-- START Rows --

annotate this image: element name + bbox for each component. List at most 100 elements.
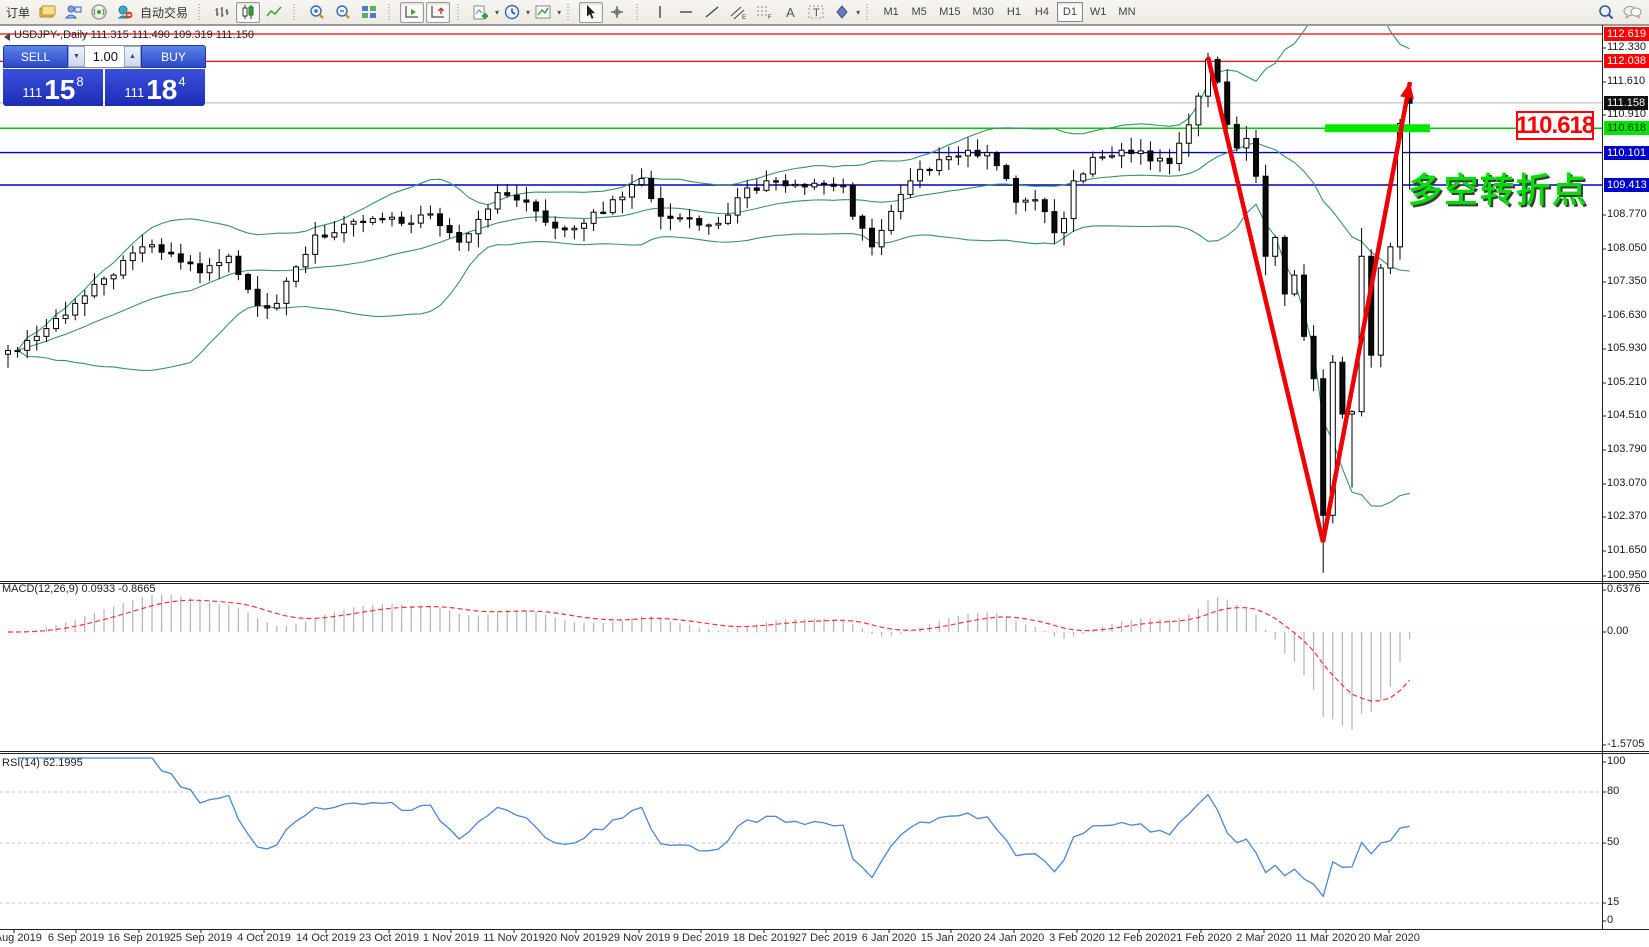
- buy-button[interactable]: BUY: [141, 45, 206, 68]
- price-axis-label: 112.330: [1607, 41, 1646, 53]
- cursor-tool-icon[interactable]: [579, 1, 604, 23]
- trendline-tool-icon[interactable]: [700, 2, 724, 23]
- templates-icon[interactable]: [531, 2, 555, 23]
- date-label: 8 Aug 2019: [0, 932, 42, 944]
- price-axis-badge: 109.413: [1604, 178, 1649, 192]
- indicators-icon[interactable]: [469, 2, 493, 23]
- sell-price[interactable]: 111 15 8: [3, 69, 103, 106]
- volume-increase-button[interactable]: ▲: [124, 46, 141, 67]
- svg-text:F: F: [768, 15, 772, 20]
- timeframe-m1[interactable]: M1: [878, 2, 904, 22]
- crosshair-tool-icon[interactable]: [605, 2, 629, 23]
- bar-chart-mode-icon[interactable]: [210, 2, 234, 23]
- price-axis-label: 103.790: [1607, 443, 1647, 455]
- sell-price-small: 111: [22, 85, 43, 100]
- date-label: 15 Jan 2020: [920, 932, 982, 944]
- macd-axis-label: -1.5705: [1607, 738, 1645, 750]
- price-axis-badge: 110.101: [1604, 146, 1649, 160]
- equidistant-channel-tool-icon[interactable]: E: [726, 2, 750, 23]
- price-axis-label: 105.210: [1607, 376, 1647, 388]
- price-axis-badge: 111.158: [1604, 96, 1649, 110]
- signals-icon[interactable]: [87, 2, 111, 23]
- rsi-axis-label: 0: [1607, 914, 1614, 926]
- annotations-layer: [1205, 56, 1430, 543]
- templates-dropdown-caret[interactable]: ▾: [557, 8, 561, 17]
- line-chart-mode-icon[interactable]: [262, 2, 286, 23]
- search-icon[interactable]: [1594, 2, 1618, 23]
- price-axis-label: 111.610: [1607, 75, 1646, 87]
- chat-icon[interactable]: [1620, 2, 1644, 23]
- date-label: 29 Nov 2019: [607, 932, 671, 944]
- indicators-dropdown-caret[interactable]: ▾: [495, 8, 499, 17]
- macd-axis-label: 0.00: [1607, 625, 1629, 637]
- periods-icon[interactable]: [500, 2, 524, 23]
- timeframe-h4[interactable]: H4: [1029, 2, 1055, 22]
- horizontal-line-tool-icon[interactable]: [674, 2, 698, 23]
- auto-trading-icon[interactable]: [113, 2, 137, 23]
- arrows-dropdown-caret[interactable]: ▾: [856, 8, 860, 17]
- price-axis-label: 100.950: [1607, 569, 1647, 581]
- price-axis-badge: 112.038: [1604, 54, 1649, 68]
- date-label: 16 Sep 2019: [107, 932, 171, 944]
- timeframe-m30[interactable]: M30: [968, 2, 999, 22]
- price-axis-label: 106.630: [1607, 309, 1647, 321]
- toolbar-separator: [566, 3, 572, 21]
- zoom-in-icon[interactable]: [305, 2, 329, 23]
- sell-price-sup: 8: [76, 74, 84, 89]
- price-axis-label: 108.770: [1607, 208, 1647, 220]
- timeframe-w1[interactable]: W1: [1085, 2, 1112, 22]
- tile-windows-icon[interactable]: [357, 2, 381, 23]
- rsi-indicator-label: RSI(14) 62.1995: [2, 757, 83, 769]
- date-label: 3 Feb 2020: [1049, 932, 1105, 944]
- toolbar-separator: [456, 3, 462, 21]
- price-axis-badge: 112.619: [1604, 27, 1649, 41]
- auto-scroll-icon[interactable]: [400, 1, 425, 23]
- market-watch-icon[interactable]: [35, 2, 59, 23]
- date-label: 20 Nov 2019: [544, 932, 608, 944]
- svg-text:E: E: [742, 15, 746, 20]
- buy-price-small: 111: [124, 85, 145, 100]
- price-axis-badge: 110.618: [1604, 121, 1649, 135]
- volume-stepper: ▼ 1.00 ▲: [68, 45, 141, 68]
- svg-text:A: A: [786, 5, 795, 20]
- fibonacci-tool-icon[interactable]: F: [752, 2, 776, 23]
- chart-shift-icon[interactable]: [426, 1, 451, 23]
- volume-input[interactable]: 1.00: [85, 46, 124, 67]
- periods-dropdown-caret[interactable]: ▾: [526, 8, 530, 17]
- timeframe-m5[interactable]: M5: [906, 2, 932, 22]
- timeframe-mn[interactable]: MN: [1113, 2, 1140, 22]
- candles: [5, 52, 1413, 573]
- timeframe-m15[interactable]: M15: [934, 2, 965, 22]
- candlestick-mode-icon[interactable]: [236, 1, 261, 23]
- new-order-button[interactable]: 订单: [6, 4, 30, 21]
- auto-trading-button[interactable]: 自动交易: [140, 4, 188, 21]
- date-label: 9 Dec 2019: [672, 932, 730, 944]
- price-callout-110618[interactable]: 110.618: [1516, 111, 1595, 140]
- price-chart[interactable]: [0, 0, 1649, 947]
- text-label-tool-icon[interactable]: T: [804, 2, 828, 23]
- timeframe-h1[interactable]: H1: [1001, 2, 1027, 22]
- accounts-icon[interactable]: [61, 2, 85, 23]
- date-label: 11 Mar 2020: [1295, 932, 1357, 944]
- panel-collapse-arrow[interactable]: [4, 33, 10, 41]
- chart-title: USDJPY-,Daily 111.315 111.490 109.319 11…: [14, 29, 254, 41]
- macd-indicator-label: MACD(12,26,9) 0.0933 -0.8665: [2, 583, 156, 595]
- date-label: 1 Nov 2019: [422, 932, 480, 944]
- timeframe-d1[interactable]: D1: [1056, 2, 1083, 22]
- svg-text:T: T: [813, 7, 820, 19]
- main-toolbar: 订单 自动交易 ▾ ▾ ▾ E F A T ▾ M1 M5 M15 M30 H1…: [0, 0, 1649, 25]
- date-label: 27 Dec 2019: [794, 932, 858, 944]
- zoom-out-icon[interactable]: [331, 2, 355, 23]
- text-tool-icon[interactable]: A: [778, 2, 802, 23]
- price-axis-label: 105.930: [1607, 342, 1647, 354]
- buy-price[interactable]: 111 18 4: [105, 69, 205, 106]
- arrows-tool-icon[interactable]: [830, 2, 854, 23]
- price-axis-label: 107.350: [1607, 275, 1647, 287]
- turning-point-annotation: 多空转折点: [1408, 172, 1588, 210]
- volume-decrease-button[interactable]: ▼: [68, 46, 85, 67]
- one-click-trading-panel: SELL ▼ 1.00 ▲ BUY 111 15 8 111 18 4: [3, 45, 206, 106]
- sell-button[interactable]: SELL: [3, 45, 68, 68]
- toolbar-separator: [387, 3, 393, 21]
- vertical-line-tool-icon[interactable]: [648, 2, 672, 23]
- date-label: 6 Sep 2019: [47, 932, 105, 944]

-- END Rows --

__The request__
Reproduce the material with every "date-label" renamed to "time-axis-label" and everything else unchanged, leaving out the pictures.

__Solution__
annotate this image: element name + bbox for each component. List at most 100 elements.
- buy-button[interactable]: BUY: [141, 45, 206, 68]
- price-axis-label: 112.330: [1607, 41, 1646, 53]
- cursor-tool-icon[interactable]: [579, 1, 604, 23]
- trendline-tool-icon[interactable]: [700, 2, 724, 23]
- templates-icon[interactable]: [531, 2, 555, 23]
- time-axis-label: 8 Aug 2019: [0, 932, 42, 944]
- price-axis-badge: 109.413: [1604, 178, 1649, 192]
- indicators-icon[interactable]: [469, 2, 493, 23]
- sell-price[interactable]: 111 15 8: [3, 69, 103, 106]
- volume-increase-button[interactable]: ▲: [124, 46, 141, 67]
- svg-text:F: F: [768, 15, 772, 20]
- timeframe-m1[interactable]: M1: [878, 2, 904, 22]
- crosshair-tool-icon[interactable]: [605, 2, 629, 23]
- bar-chart-mode-icon[interactable]: [210, 2, 234, 23]
- price-axis-label: 103.790: [1607, 443, 1647, 455]
- sell-price-small: 111: [22, 85, 43, 100]
- time-axis-label: 15 Jan 2020: [920, 932, 982, 944]
- macd-axis-label: -1.5705: [1607, 738, 1645, 750]
- price-axis-badge: 110.101: [1604, 146, 1649, 160]
- equidistant-channel-tool-icon[interactable]: E: [726, 2, 750, 23]
- price-axis-label: 105.210: [1607, 376, 1647, 388]
- price-axis-badge: 111.158: [1604, 96, 1649, 110]
- signals-icon[interactable]: [87, 2, 111, 23]
- rsi-axis-label: 0: [1607, 914, 1614, 926]
- annotations-layer: [1205, 56, 1430, 543]
- templates-dropdown-caret[interactable]: ▾: [557, 8, 561, 17]
- line-chart-mode-icon[interactable]: [262, 2, 286, 23]
- search-icon[interactable]: [1594, 2, 1618, 23]
- price-axis-label: 111.610: [1607, 75, 1646, 87]
- chat-icon[interactable]: [1620, 2, 1644, 23]
- time-axis-label: 29 Nov 2019: [607, 932, 671, 944]
- indicators-dropdown-caret[interactable]: ▾: [495, 8, 499, 17]
- macd-axis-label: 0.00: [1607, 625, 1629, 637]
- periods-icon[interactable]: [500, 2, 524, 23]
- timeframe-h4[interactable]: H4: [1029, 2, 1055, 22]
- horizontal-line-tool-icon[interactable]: [674, 2, 698, 23]
- auto-trading-icon[interactable]: [113, 2, 137, 23]
- arrows-dropdown-caret[interactable]: ▾: [856, 8, 860, 17]
- price-axis-label: 100.950: [1607, 569, 1647, 581]
- price-axis-badge: 112.038: [1604, 54, 1649, 68]
- time-axis-label: 16 Sep 2019: [107, 932, 171, 944]
- timeframe-m30[interactable]: M30: [968, 2, 999, 22]
- price-axis-label: 106.630: [1607, 309, 1647, 321]
- toolbar-separator: [566, 3, 572, 21]
- zoom-in-icon[interactable]: [305, 2, 329, 23]
- sell-price-sup: 8: [76, 74, 84, 89]
- price-axis-label: 108.770: [1607, 208, 1647, 220]
- timeframe-w1[interactable]: W1: [1085, 2, 1112, 22]
- tile-windows-icon[interactable]: [357, 2, 381, 23]
- rsi-indicator-label: RSI(14) 62.1995: [2, 757, 83, 769]
- time-axis-label: 3 Feb 2020: [1049, 932, 1105, 944]
- toolbar-separator: [456, 3, 462, 21]
- price-axis-badge: 112.619: [1604, 27, 1649, 41]
- auto-scroll-icon[interactable]: [400, 1, 425, 23]
- market-watch-icon[interactable]: [35, 2, 59, 23]
- time-axis-label: 20 Nov 2019: [544, 932, 608, 944]
- svg-text:E: E: [742, 15, 746, 20]
- buy-price-small: 111: [124, 85, 145, 100]
- price-axis-badge: 110.618: [1604, 121, 1649, 135]
- volume-stepper: ▼ 1.00 ▲: [68, 45, 141, 68]
- svg-text:A: A: [786, 5, 795, 20]
- fibonacci-tool-icon[interactable]: F: [752, 2, 776, 23]
- chart-shift-icon[interactable]: [426, 1, 451, 23]
- volume-input[interactable]: 1.00: [85, 46, 124, 67]
- periods-dropdown-caret[interactable]: ▾: [526, 8, 530, 17]
- timeframe-m5[interactable]: M5: [906, 2, 932, 22]
- timeframe-mn[interactable]: MN: [1113, 2, 1140, 22]
- candles: [5, 52, 1413, 573]
- timeframe-m15[interactable]: M15: [934, 2, 965, 22]
- candlestick-mode-icon[interactable]: [236, 1, 261, 23]
- new-order-button[interactable]: 订单: [6, 4, 30, 21]
- auto-trading-button[interactable]: 自动交易: [140, 4, 188, 21]
- time-axis-label: 9 Dec 2019: [672, 932, 730, 944]
- price-callout-110618[interactable]: 110.618: [1516, 111, 1595, 140]
- price-chart[interactable]: [0, 0, 1649, 947]
- text-label-tool-icon[interactable]: T: [804, 2, 828, 23]
- timeframe-h1[interactable]: H1: [1001, 2, 1027, 22]
- accounts-icon[interactable]: [61, 2, 85, 23]
- time-axis-label: 11 Mar 2020: [1295, 932, 1357, 944]
- panel-collapse-arrow[interactable]: [4, 33, 10, 41]
- chart-title: USDJPY-,Daily 111.315 111.490 109.319 11…: [14, 29, 254, 41]
- macd-indicator-label: MACD(12,26,9) 0.0933 -0.8665: [2, 583, 156, 595]
- time-axis-label: 1 Nov 2019: [422, 932, 480, 944]
- timeframe-d1[interactable]: D1: [1056, 2, 1083, 22]
- svg-text:T: T: [813, 7, 820, 19]
- main-toolbar: 订单 自动交易 ▾ ▾ ▾ E F A T ▾ M1 M5 M15 M30 H1…: [0, 0, 1649, 25]
- time-axis-label: 27 Dec 2019: [794, 932, 858, 944]
- zoom-out-icon[interactable]: [331, 2, 355, 23]
- text-tool-icon[interactable]: A: [778, 2, 802, 23]
- price-axis-label: 105.930: [1607, 342, 1647, 354]
- buy-price[interactable]: 111 18 4: [105, 69, 205, 106]
- arrows-tool-icon[interactable]: [830, 2, 854, 23]
- price-axis-label: 107.350: [1607, 275, 1647, 287]
- turning-point-annotation: 多空转折点: [1408, 172, 1588, 210]
- volume-decrease-button[interactable]: ▼: [68, 46, 85, 67]
- one-click-trading-panel: SELL ▼ 1.00 ▲ BUY 111 15 8 111 18 4: [3, 45, 206, 106]
- sell-button[interactable]: SELL: [3, 45, 68, 68]
- toolbar-separator: [387, 3, 393, 21]
- vertical-line-tool-icon[interactable]: [648, 2, 672, 23]
- time-axis-label: 6 Sep 2019: [47, 932, 105, 944]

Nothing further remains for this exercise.